### MATERIAL FOR THIS EXERCISE
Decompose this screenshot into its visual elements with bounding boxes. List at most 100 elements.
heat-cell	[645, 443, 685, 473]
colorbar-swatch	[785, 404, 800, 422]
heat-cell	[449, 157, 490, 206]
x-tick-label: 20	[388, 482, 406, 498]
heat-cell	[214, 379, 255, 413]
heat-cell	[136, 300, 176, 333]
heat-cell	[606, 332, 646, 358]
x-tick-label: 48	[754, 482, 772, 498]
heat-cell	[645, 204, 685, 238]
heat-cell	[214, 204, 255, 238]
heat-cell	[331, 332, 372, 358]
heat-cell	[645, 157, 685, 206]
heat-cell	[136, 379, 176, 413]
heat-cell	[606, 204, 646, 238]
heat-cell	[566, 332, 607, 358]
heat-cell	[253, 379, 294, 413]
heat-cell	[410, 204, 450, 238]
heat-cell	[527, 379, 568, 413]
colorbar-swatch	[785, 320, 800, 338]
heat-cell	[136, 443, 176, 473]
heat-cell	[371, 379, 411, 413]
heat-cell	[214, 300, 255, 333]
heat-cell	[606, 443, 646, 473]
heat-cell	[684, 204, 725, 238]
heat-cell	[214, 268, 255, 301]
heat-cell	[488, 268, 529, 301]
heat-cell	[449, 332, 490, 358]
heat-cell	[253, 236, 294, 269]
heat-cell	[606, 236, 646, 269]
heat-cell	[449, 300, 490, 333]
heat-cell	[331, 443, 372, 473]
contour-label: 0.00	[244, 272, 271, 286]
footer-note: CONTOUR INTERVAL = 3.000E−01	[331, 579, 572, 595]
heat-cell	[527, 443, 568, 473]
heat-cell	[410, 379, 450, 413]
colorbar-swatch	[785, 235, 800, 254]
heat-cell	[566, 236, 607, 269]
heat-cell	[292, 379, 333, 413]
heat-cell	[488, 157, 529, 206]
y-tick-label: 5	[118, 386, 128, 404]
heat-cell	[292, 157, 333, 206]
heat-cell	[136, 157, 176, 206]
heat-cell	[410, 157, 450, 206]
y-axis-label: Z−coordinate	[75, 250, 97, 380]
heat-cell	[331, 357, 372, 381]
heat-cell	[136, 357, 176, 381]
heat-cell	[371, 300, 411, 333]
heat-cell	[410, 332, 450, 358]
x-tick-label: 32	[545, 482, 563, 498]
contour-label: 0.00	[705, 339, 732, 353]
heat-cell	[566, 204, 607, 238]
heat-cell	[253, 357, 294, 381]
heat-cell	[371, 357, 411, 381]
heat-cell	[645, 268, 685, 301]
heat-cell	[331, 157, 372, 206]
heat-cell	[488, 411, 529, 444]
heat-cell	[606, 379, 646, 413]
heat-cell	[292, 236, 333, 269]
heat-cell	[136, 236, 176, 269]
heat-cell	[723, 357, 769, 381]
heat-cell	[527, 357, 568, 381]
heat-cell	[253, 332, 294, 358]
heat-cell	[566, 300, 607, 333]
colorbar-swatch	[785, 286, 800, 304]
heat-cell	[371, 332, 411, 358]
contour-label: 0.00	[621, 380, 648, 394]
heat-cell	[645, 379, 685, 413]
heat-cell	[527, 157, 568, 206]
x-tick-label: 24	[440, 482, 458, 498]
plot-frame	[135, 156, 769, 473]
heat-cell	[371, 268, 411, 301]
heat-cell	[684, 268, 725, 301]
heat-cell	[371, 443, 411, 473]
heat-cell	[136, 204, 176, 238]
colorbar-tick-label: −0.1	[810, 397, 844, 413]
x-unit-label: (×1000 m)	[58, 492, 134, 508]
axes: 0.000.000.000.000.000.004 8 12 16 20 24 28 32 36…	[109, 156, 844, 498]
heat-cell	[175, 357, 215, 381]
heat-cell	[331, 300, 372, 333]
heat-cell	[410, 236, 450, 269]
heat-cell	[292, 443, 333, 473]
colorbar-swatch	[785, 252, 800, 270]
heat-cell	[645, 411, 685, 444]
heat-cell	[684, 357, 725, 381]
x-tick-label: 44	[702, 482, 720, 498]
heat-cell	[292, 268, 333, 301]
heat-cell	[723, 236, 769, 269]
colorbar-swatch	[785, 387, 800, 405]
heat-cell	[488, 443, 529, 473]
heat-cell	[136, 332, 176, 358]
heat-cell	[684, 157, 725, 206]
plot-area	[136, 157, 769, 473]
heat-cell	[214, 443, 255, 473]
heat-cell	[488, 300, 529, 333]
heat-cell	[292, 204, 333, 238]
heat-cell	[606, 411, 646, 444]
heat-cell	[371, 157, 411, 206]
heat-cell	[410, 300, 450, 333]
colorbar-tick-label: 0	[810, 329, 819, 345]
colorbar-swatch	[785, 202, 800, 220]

--

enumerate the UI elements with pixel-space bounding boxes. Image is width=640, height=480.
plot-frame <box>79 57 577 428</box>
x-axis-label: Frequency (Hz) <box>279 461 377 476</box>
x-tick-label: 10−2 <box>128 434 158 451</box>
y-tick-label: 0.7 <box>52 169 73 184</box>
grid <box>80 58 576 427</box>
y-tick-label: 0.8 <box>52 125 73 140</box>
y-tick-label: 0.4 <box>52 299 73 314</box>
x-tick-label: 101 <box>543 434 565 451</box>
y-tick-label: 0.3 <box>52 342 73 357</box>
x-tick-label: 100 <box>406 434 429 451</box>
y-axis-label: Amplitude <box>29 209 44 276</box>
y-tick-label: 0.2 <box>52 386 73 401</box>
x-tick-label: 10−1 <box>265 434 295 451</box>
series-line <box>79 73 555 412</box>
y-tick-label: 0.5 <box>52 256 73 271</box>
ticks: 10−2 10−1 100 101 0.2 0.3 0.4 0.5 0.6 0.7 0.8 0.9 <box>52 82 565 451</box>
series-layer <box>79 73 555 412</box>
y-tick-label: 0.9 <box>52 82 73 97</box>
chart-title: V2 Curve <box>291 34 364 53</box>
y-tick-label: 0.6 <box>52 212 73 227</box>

### TASK STATEMENT
Can you reproduce, word for word, the part of the listing that opens with the line containing "Decompose this screenshot" and closes with the line containing "204, 646, 238]"?

### REPLY TO THE EXERCISE
Decompose this screenshot into its visual elements with bounding boxes. List at most 100 elements.
heat-cell	[645, 443, 685, 473]
colorbar-swatch	[785, 404, 800, 422]
heat-cell	[449, 157, 490, 206]
x-tick-label: 20	[388, 482, 406, 498]
heat-cell	[214, 379, 255, 413]
heat-cell	[136, 300, 176, 333]
heat-cell	[606, 332, 646, 358]
x-tick-label: 48	[754, 482, 772, 498]
heat-cell	[645, 204, 685, 238]
heat-cell	[214, 204, 255, 238]
heat-cell	[331, 332, 372, 358]
heat-cell	[645, 157, 685, 206]
heat-cell	[136, 379, 176, 413]
heat-cell	[606, 204, 646, 238]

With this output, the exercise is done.